ARTICLE:

* * *

Institué en 1989, le permis à points est l’exemple type de ce ne qu’il ne faut pas faire en matière de droit de la circulation routière. Ce système est injuste, inefficace et se paye en sus le luxe d’être plus rigoureux avec les conducteurs les plus démunis, tandis que certains s’en affranchissent totalement.

 

Injuste, car le permis à points est l’archétype de la sanction automatique, gérée par ordinateur, sans intervention de l’humain. Le barème de points est en effet mathématique : un feu rouge coûte quatre points, quelque soient les circonstances et/ou la sanction prononcée par le Tribunal. Si l’on considère brutalement, sans discernement, le franchissement d’un feu rouge, l’homme de la rue, qui considérera qu’il respecte toujours les feux rouges, va estimer que cette infraction est extrêmement grave, qu’elle met la vie d’autrui en danger et qu’il est bien mérité de retirer quatre points. Mais l’examen subjectif, au cas par cas, montre qu’il y à de bien différentes façon de franchir un feu rouge.

 

Considérons deux situations : Le premier conducteur est un inconscient. Il est très pressé, il circule en pleine ville et il est 22 h. La circulation est très fluide, personne aux alentours. Il arrive sur un feu rouge, va ralentir son allure au maximum et, estimant qu’aucun autre véhicule ne circule sur la voie perpendiculaire, va se permettre de passer le signal au rouge. Voilà typiquement le comportement d’une dangerosité maximum, qui s’observe essentiellement la nuit. Ce type de franchissement, générateur d’accidents graves, car évidemment ce conducteur peut se tromper et n’avoir pas vu un véhicule arriver, doit être sanctionné par les tribunaux à hauteur de la gravité de la faute. L’ordinateur du permis à points, lui, dira : moins quatre points. Très bien.

* * *

DONNÉES ENREGISTRÉES:
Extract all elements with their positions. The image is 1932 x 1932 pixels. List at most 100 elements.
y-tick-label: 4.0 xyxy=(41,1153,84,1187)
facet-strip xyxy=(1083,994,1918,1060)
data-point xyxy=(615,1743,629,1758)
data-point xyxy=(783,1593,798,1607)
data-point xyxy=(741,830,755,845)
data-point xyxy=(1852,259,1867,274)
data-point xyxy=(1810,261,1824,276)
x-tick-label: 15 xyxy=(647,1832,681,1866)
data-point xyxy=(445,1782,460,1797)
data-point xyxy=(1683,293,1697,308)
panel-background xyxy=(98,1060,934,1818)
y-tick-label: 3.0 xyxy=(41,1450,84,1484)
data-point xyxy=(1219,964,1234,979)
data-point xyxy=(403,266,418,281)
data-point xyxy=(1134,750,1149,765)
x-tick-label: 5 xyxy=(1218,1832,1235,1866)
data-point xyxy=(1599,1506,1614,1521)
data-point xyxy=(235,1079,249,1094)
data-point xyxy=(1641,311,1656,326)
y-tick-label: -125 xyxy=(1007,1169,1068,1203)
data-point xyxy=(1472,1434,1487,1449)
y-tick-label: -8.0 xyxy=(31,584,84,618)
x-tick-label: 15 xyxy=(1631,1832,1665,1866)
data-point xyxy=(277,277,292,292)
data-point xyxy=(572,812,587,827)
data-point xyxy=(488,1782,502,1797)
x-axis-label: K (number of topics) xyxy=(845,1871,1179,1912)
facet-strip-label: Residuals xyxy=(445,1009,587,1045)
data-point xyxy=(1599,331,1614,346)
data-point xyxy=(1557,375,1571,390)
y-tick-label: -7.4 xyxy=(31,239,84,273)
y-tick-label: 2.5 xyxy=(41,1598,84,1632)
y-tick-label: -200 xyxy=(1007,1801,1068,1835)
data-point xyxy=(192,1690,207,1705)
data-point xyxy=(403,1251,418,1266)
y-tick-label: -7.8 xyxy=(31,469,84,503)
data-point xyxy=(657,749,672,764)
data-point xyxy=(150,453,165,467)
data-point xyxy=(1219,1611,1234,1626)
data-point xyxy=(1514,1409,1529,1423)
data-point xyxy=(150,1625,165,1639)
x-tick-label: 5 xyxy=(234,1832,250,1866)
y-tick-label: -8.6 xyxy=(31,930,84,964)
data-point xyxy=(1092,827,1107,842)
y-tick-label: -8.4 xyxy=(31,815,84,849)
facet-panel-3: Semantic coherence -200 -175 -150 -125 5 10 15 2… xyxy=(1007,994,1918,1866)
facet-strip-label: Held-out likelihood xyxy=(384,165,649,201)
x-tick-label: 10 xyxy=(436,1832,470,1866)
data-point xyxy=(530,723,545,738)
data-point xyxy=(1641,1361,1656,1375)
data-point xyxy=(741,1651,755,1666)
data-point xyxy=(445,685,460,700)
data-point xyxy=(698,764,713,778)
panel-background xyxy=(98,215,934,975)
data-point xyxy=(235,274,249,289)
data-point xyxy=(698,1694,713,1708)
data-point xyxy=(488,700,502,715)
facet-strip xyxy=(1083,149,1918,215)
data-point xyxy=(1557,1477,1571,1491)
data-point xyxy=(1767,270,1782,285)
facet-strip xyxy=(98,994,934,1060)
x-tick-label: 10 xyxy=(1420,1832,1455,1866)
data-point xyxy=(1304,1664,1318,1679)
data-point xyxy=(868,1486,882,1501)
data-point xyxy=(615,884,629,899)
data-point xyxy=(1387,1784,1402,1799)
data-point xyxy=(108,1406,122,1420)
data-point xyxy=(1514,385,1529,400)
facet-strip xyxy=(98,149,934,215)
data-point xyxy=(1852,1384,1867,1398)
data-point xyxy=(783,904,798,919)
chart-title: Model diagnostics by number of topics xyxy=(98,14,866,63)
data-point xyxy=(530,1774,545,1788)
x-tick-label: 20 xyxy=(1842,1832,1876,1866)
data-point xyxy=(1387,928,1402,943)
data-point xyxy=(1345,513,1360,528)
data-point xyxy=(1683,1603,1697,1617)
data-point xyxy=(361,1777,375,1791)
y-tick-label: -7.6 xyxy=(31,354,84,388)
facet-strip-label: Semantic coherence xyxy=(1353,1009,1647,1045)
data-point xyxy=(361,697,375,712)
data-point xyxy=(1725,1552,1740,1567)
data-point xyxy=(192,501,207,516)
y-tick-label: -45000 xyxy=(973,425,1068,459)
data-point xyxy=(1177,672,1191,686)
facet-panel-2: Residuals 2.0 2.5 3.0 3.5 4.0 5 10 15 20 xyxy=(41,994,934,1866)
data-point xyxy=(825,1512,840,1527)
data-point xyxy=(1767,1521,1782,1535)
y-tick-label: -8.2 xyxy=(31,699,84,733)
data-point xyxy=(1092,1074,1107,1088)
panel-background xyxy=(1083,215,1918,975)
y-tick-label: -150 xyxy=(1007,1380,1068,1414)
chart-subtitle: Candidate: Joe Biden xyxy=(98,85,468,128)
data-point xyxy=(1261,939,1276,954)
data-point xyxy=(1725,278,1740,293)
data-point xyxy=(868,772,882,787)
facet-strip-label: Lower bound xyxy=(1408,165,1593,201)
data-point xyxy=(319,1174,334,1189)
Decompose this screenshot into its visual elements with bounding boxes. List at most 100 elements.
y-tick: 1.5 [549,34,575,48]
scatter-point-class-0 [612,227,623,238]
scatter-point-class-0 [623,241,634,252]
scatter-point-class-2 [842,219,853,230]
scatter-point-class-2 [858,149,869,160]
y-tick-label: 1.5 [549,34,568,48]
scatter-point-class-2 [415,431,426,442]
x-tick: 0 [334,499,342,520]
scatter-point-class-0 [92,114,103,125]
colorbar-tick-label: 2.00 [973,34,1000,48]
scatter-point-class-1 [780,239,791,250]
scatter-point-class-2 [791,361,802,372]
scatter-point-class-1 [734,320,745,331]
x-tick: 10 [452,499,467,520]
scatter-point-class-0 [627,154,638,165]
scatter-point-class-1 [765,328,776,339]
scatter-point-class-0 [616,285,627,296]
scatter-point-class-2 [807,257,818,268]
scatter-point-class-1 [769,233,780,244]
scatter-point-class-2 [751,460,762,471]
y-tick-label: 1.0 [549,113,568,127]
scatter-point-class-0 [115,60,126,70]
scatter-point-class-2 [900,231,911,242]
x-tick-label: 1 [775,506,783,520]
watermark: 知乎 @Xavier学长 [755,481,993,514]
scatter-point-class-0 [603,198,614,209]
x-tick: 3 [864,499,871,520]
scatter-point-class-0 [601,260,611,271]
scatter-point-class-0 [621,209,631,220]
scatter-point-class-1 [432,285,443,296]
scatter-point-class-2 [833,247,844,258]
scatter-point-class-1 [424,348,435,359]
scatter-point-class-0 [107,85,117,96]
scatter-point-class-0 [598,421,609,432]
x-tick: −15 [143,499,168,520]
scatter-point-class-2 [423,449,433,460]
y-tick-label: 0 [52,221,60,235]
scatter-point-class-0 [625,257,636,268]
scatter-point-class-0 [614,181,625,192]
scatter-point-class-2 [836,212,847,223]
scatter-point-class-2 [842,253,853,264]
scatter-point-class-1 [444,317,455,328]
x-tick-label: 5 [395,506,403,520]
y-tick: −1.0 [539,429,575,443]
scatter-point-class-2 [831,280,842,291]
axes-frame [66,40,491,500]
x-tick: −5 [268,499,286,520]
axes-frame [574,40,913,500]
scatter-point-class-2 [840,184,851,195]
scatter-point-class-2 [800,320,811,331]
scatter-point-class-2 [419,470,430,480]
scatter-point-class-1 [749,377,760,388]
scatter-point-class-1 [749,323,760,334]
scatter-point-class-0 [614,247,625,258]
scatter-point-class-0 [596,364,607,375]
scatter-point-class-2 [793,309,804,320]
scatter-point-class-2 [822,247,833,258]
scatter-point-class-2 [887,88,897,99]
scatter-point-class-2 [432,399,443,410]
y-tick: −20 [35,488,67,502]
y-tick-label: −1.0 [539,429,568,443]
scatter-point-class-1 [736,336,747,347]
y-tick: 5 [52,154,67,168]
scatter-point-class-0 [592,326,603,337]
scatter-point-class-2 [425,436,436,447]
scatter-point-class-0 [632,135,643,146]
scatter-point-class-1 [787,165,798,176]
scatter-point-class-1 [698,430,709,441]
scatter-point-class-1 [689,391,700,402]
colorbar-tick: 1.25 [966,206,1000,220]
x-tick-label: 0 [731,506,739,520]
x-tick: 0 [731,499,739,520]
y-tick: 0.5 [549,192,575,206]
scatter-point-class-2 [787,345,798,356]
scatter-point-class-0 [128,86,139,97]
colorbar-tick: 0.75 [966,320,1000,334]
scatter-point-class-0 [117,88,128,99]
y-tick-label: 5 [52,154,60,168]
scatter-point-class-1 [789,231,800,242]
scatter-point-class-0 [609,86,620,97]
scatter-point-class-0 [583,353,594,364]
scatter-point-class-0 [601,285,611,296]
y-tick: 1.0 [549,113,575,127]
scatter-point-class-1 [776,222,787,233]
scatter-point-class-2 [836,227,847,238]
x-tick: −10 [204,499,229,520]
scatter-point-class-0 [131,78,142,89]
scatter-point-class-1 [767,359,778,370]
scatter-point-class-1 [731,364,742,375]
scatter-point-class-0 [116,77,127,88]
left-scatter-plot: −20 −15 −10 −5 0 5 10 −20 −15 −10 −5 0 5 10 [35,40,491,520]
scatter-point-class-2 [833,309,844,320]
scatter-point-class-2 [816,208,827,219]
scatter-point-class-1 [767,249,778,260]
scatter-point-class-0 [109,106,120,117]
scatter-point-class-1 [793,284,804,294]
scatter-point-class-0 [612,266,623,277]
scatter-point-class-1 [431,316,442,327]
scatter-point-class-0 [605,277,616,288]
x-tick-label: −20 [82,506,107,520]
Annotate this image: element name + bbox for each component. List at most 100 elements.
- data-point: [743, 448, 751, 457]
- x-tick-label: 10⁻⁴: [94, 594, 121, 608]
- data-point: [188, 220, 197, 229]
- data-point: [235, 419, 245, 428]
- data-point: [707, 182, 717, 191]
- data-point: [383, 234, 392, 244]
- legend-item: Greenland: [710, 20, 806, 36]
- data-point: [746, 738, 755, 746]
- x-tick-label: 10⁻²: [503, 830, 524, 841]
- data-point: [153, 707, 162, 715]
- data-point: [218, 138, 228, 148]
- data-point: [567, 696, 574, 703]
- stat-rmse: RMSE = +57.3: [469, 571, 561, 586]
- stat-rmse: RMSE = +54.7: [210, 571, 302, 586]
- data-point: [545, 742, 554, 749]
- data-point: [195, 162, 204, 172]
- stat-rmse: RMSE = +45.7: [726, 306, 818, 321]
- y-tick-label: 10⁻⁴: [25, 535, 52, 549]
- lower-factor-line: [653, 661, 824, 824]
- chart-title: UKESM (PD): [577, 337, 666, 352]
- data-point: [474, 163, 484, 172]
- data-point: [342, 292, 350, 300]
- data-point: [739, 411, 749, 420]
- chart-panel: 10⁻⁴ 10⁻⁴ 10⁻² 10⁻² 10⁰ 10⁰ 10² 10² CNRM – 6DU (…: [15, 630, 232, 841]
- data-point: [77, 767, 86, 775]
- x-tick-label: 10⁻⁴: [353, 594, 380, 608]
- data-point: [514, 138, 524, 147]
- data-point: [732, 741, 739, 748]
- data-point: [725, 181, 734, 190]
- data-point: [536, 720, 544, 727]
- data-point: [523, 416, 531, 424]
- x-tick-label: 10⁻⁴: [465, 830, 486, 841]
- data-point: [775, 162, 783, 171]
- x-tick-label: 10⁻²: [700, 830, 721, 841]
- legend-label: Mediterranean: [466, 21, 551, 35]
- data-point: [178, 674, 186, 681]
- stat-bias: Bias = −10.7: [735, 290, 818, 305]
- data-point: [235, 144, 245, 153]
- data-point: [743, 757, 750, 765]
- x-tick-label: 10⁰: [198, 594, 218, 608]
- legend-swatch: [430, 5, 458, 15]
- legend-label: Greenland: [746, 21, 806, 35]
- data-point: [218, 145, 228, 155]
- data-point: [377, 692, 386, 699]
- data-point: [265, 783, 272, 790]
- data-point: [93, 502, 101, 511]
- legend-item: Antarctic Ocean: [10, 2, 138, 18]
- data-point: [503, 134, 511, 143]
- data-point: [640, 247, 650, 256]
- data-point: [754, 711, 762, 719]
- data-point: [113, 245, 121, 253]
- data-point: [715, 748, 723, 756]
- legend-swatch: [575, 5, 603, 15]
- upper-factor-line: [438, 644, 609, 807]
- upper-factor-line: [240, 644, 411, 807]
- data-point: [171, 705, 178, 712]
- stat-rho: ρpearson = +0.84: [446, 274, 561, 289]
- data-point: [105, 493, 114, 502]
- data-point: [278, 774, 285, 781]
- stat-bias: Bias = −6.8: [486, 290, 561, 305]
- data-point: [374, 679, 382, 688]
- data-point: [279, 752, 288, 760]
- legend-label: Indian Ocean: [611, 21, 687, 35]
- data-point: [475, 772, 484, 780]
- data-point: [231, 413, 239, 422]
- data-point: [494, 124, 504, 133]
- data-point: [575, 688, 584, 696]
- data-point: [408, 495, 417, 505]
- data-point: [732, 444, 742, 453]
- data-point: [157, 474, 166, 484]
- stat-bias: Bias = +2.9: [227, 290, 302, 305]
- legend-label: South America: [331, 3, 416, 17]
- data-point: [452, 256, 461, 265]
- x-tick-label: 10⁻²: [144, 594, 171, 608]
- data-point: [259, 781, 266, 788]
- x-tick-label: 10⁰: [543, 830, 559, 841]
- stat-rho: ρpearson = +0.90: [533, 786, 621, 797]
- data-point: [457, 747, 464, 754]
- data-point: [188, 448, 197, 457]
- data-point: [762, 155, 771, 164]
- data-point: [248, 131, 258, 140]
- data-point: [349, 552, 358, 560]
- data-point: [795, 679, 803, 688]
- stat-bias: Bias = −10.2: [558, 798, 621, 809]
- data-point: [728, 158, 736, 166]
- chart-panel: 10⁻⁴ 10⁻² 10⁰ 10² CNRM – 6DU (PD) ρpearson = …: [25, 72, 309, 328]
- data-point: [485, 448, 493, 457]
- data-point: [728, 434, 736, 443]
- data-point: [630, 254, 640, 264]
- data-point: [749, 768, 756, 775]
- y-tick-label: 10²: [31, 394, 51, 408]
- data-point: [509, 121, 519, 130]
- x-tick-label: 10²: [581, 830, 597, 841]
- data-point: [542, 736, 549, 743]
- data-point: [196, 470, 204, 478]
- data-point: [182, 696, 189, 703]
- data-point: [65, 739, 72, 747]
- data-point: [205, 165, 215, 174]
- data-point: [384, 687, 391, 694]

* * *

À FAIRE:
(1) Renvoyez toutes les lignes qui contiennent la chaîne « swatch », en tenant compte de la casse.
(2) Reprenez le texte sur le permis à points à partir de sa dernière phrase et poursuivez-le.
Le texte sur le permis à points et les lignes n'ont pas la même origine.

RÉSULTATS:
(1)
- legend-swatch: [430, 5, 458, 15]
- legend-swatch: [575, 5, 603, 15]

(2)
 

Notre second conducteur est vous et moi. Il circule tranquillement en plein Paris à 14 h. Avenue des Champs-Elysées, pris dans un torrent de véhicule, il va franchir un feu qu’il voit orange, mais tellement mûr que le policier qui se trouve à côté l’estime rouge. C’est la verbalisation. L’action s’est déroulée à 5 km/h, la dangerosité est nulle compte tenu de l’embouteillage maximum de cette avenue. Le Tribunal de Police tiendra compte évidemment de cette circonstance, et la sanction se limitera à une simple amende, histoire de rappeler à ce conducteur qu’il doit rester vigilant. L’ordinateur du permis à points dira : moins quatre points.

 

D’un côté, un magistrat, humain, intelligent, attentif et finalement, rendant la Justice. De l’autre côté, un ordinateur, stupide, dramatiquement automatique, qui frappe aveuglément, avec la même force, le conducteur qui à posé une petite inattention sans conséquence et celui qui met son prochain en danger.

 

Voilà le vrai visage du permis à points.

 

Il y a par an 85 000 conducteurs victimes de cette machine infernale. 85 000 personnes qui se voient privées du permis de conduire, et souvent privées du droit de travailler parce qu’une machine folle, quelque part, a décidé dans son despotisme informatique de retirer les points affectant son permis de conduire. La route fait bien plus de 4 000 victimes, en réalité il y a en France 89 000 victimes de la circulation routière.

 

Que l’on soit bien claire, à nouveau : pas question de dire qu’on ne doit pas sanctionner. Il existe des comportements inacceptables qui doivent être punis, parfois très durement. Mais l’on doit sanctionner justement et pas aveuglément.

 

 

 

 

 

La pratique professionnelle permet d’observer des cas proprement scandaleux : comment accepter qu’un conducteur perde son permis de conduire parce qu’il n’a pas bouclé sa ceinture à trois ou quatre reprises sur dix ans ? comment peut-on accepter que 86 personnes, en 2010, aient perdu le droit de conduire en ayant commis sur plusieurs années que des petits excès de vitesse inférieurs à 20 km/h (1 point à chaque fois) ?

 

Car c’est bien la réalité du permis à points, en raison du mécanisme diabolique de la reconstitution tous les trois ans (et non deux ans comme le veut la rumeur), interrompue par la commission de toute nouvelle infraction, il est tout à fait possible, en omettant de boucler sa ceinture un fois tous les trois ans, de se voir annuler son permis pour défaut de point pour une ceinture oubliée il y a dix ans.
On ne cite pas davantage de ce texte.